STATED PROBLEM. All of the records below need to be copied exactly.

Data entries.
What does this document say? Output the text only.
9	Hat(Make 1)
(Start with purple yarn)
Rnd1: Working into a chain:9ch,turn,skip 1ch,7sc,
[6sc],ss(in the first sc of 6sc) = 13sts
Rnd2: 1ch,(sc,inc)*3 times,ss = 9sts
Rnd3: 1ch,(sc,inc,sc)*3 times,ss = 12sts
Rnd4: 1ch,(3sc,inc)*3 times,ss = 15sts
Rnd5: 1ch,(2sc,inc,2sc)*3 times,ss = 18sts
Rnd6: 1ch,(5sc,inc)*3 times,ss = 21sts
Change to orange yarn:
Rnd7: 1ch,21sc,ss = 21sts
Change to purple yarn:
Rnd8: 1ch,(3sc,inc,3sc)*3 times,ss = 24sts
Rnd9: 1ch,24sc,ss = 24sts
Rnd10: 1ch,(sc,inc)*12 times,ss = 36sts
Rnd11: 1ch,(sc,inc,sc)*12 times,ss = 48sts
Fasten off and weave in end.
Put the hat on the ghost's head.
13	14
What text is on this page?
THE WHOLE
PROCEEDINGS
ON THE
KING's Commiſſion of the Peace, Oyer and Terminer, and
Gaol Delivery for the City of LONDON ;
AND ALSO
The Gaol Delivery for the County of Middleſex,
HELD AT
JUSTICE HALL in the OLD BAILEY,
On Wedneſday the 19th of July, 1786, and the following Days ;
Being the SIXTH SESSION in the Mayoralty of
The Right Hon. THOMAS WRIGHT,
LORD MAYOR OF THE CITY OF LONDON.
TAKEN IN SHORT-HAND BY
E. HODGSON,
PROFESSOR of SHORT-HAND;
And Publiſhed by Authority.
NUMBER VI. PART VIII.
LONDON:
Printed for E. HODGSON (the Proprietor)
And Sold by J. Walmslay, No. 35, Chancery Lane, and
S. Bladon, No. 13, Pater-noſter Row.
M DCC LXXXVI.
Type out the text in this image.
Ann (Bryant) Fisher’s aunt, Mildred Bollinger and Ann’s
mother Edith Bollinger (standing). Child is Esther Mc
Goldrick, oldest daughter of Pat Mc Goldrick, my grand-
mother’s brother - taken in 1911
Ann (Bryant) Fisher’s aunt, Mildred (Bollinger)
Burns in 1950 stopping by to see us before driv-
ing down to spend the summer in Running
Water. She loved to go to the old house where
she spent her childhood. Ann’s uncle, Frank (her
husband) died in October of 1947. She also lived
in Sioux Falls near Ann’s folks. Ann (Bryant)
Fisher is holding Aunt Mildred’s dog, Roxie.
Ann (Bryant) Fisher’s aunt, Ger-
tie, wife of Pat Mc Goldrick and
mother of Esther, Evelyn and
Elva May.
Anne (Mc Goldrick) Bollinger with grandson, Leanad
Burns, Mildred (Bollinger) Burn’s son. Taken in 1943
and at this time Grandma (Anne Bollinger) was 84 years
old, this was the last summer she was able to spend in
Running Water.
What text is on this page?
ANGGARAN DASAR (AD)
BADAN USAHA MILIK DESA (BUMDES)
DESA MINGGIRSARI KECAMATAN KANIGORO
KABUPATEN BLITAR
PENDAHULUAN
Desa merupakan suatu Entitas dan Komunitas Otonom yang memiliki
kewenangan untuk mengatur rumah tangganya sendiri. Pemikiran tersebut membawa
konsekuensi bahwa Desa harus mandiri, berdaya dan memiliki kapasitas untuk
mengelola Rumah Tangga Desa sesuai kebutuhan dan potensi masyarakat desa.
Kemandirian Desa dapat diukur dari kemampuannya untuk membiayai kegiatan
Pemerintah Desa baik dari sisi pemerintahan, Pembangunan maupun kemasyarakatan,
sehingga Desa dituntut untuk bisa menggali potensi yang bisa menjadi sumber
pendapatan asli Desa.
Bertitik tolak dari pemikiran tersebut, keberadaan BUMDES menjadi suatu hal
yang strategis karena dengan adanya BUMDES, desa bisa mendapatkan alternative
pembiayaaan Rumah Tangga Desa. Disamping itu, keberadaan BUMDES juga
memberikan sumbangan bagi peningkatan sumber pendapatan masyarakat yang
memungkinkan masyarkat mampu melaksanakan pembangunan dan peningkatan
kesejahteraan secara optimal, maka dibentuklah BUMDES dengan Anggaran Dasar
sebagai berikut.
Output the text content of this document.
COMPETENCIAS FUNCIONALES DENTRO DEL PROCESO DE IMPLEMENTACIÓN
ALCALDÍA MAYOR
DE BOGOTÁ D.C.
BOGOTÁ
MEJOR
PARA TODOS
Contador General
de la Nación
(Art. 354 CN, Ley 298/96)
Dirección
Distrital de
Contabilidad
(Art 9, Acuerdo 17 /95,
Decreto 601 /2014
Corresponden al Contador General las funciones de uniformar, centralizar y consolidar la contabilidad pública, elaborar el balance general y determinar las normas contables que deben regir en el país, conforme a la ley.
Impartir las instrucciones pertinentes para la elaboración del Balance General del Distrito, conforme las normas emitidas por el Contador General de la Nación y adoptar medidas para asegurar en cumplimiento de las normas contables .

FINISHED TASK.
What does this document say? Output the text only.
9	Hat(Make 1)
(Start with purple yarn)
Rnd1: Working into a chain:9ch,turn,skip 1ch,7sc,
[6sc],ss(in the first sc of 6sc) = 13sts
Rnd2: 1ch,(sc,inc)*3 times,ss = 9sts
Rnd3: 1ch,(sc,inc,sc)*3 times,ss = 12sts
Rnd4: 1ch,(3sc,inc)*3 times,ss = 15sts
Rnd5: 1ch,(2sc,inc,2sc)*3 times,ss = 18sts
Rnd6: 1ch,(5sc,inc)*3 times,ss = 21sts
Change to orange yarn:
Rnd7: 1ch,21sc,ss = 21sts
Change to purple yarn:
Rnd8: 1ch,(3sc,inc,3sc)*3 times,ss = 24sts
Rnd9: 1ch,24sc,ss = 24sts
Rnd10: 1ch,(sc,inc)*12 times,ss = 36sts
Rnd11: 1ch,(sc,inc,sc)*12 times,ss = 48sts
Fasten off and weave in end.
Put the hat on the ghost's head.
13	14
What text is on this page?
THE WHOLE
PROCEEDINGS
ON THE
KING's Commiſſion of the Peace, Oyer and Terminer, and
Gaol Delivery for the City of LONDON ;
AND ALSO
The Gaol Delivery for the County of Middleſex,
HELD AT
JUSTICE HALL in the OLD BAILEY,
On Wedneſday the 19th of July, 1786, and the following Days ;
Being the SIXTH SESSION in the Mayoralty of
The Right Hon. THOMAS WRIGHT,
LORD MAYOR OF THE CITY OF LONDON.
TAKEN IN SHORT-HAND BY
E. HODGSON,
PROFESSOR of SHORT-HAND;
And Publiſhed by Authority.
NUMBER VI. PART VIII.
LONDON:
Printed for E. HODGSON (the Proprietor)
And Sold by J. Walmslay, No. 35, Chancery Lane, and
S. Bladon, No. 13, Pater-noſter Row.
M DCC LXXXVI.
Type out the text in this image.
Ann (Bryant) Fisher’s aunt, Mildred Bollinger and Ann’s
mother Edith Bollinger (standing). Child is Esther Mc
Goldrick, oldest daughter of Pat Mc Goldrick, my grand-
mother’s brother - taken in 1911
Ann (Bryant) Fisher’s aunt, Mildred (Bollinger)
Burns in 1950 stopping by to see us before driv-
ing down to spend the summer in Running
Water. She loved to go to the old house where
she spent her childhood. Ann’s uncle, Frank (her
husband) died in October of 1947. She also lived
in Sioux Falls near Ann’s folks. Ann (Bryant)
Fisher is holding Aunt Mildred’s dog, Roxie.
Ann (Bryant) Fisher’s aunt, Ger-
tie, wife of Pat Mc Goldrick and
mother of Esther, Evelyn and
Elva May.
Anne (Mc Goldrick) Bollinger with grandson, Leanad
Burns, Mildred (Bollinger) Burn’s son. Taken in 1943
and at this time Grandma (Anne Bollinger) was 84 years
old, this was the last summer she was able to spend in
Running Water.
What text is on this page?
ANGGARAN DASAR (AD)
BADAN USAHA MILIK DESA (BUMDES)
DESA MINGGIRSARI KECAMATAN KANIGORO
KABUPATEN BLITAR
PENDAHULUAN
Desa merupakan suatu Entitas dan Komunitas Otonom yang memiliki
kewenangan untuk mengatur rumah tangganya sendiri. Pemikiran tersebut membawa
konsekuensi bahwa Desa harus mandiri, berdaya dan memiliki kapasitas untuk
mengelola Rumah Tangga Desa sesuai kebutuhan dan potensi masyarakat desa.
Kemandirian Desa dapat diukur dari kemampuannya untuk membiayai kegiatan
Pemerintah Desa baik dari sisi pemerintahan, Pembangunan maupun kemasyarakatan,
sehingga Desa dituntut untuk bisa menggali potensi yang bisa menjadi sumber
pendapatan asli Desa.
Bertitik tolak dari pemikiran tersebut, keberadaan BUMDES menjadi suatu hal
yang strategis karena dengan adanya BUMDES, desa bisa mendapatkan alternative
pembiayaaan Rumah Tangga Desa. Disamping itu, keberadaan BUMDES juga
memberikan sumbangan bagi peningkatan sumber pendapatan masyarakat yang
memungkinkan masyarkat mampu melaksanakan pembangunan dan peningkatan
kesejahteraan secara optimal, maka dibentuklah BUMDES dengan Anggaran Dasar
sebagai berikut.
Output the text content of this document.
COMPETENCIAS FUNCIONALES DENTRO DEL PROCESO DE IMPLEMENTACIÓN
ALCALDÍA MAYOR
DE BOGOTÁ D.C.
BOGOTÁ
MEJOR
PARA TODOS
Contador General
de la Nación
(Art. 354 CN, Ley 298/96)
Dirección
Distrital de
Contabilidad
(Art 9, Acuerdo 17 /95,
Decreto 601 /2014
Corresponden al Contador General las funciones de uniformar, centralizar y consolidar la contabilidad pública, elaborar el balance general y determinar las normas contables que deben regir en el país, conforme a la ley.
Impartir las instrucciones pertinentes para la elaboración del Balance General del Distrito, conforme las normas emitidas por el Contador General de la Nación y adoptar medidas para asegurar en cumplimiento de las normas contables .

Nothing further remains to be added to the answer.